Your task is to print every entry below exactly as given.
■ ■ ■ ■ ■ ■ ■
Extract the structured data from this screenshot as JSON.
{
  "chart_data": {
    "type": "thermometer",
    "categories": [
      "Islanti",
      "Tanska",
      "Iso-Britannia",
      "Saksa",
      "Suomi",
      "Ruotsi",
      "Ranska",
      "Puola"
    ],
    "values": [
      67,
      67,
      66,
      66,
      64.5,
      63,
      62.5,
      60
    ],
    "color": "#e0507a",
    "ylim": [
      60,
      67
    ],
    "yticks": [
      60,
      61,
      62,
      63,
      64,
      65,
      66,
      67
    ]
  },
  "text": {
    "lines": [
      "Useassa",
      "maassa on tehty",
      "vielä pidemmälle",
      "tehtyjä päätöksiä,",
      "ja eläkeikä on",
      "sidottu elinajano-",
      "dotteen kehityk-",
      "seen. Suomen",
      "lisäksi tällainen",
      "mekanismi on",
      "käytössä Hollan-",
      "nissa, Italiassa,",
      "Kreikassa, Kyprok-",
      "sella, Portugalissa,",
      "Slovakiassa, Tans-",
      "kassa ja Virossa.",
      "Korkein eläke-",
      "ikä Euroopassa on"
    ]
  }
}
■ ■ ■ ■ ■ ■ ■
» **FINAL RESULT**
Extract the structured data from this screenshot as JSON.
{
  "chart_data": {
    "type": "thermometer",
    "categories": [
      "Islanti",
      "Tanska",
      "Iso-Britannia",
      "Saksa",
      "Suomi",
      "Ruotsi",
      "Ranska",
      "Puola"
    ],
    "values": [
      67,
      67,
      66,
      66,
      64.5,
      63,
      62.5,
      60
    ],
    "color": "#e0507a",
    "ylim": [
      60,
      67
    ],
    "yticks": [
      60,
      61,
      62,
      63,
      64,
      65,
      66,
      67
    ]
  },
  "text": {
    "lines": [
      "Useassa",
      "maassa on tehty",
      "vielä pidemmälle",
      "tehtyjä päätöksiä,",
      "ja eläkeikä on",
      "sidottu elinajano-",
      "dotteen kehityk-",
      "seen. Suomen",
      "lisäksi tällainen",
      "mekanismi on",
      "käytössä Hollan-",
      "nissa, Italiassa,",
      "Kreikassa, Kyprok-",
      "sella, Portugalissa,",
      "Slovakiassa, Tans-",
      "kassa ja Virossa.",
      "Korkein eläke-",
      "ikä Euroopassa on"
    ]
  }
}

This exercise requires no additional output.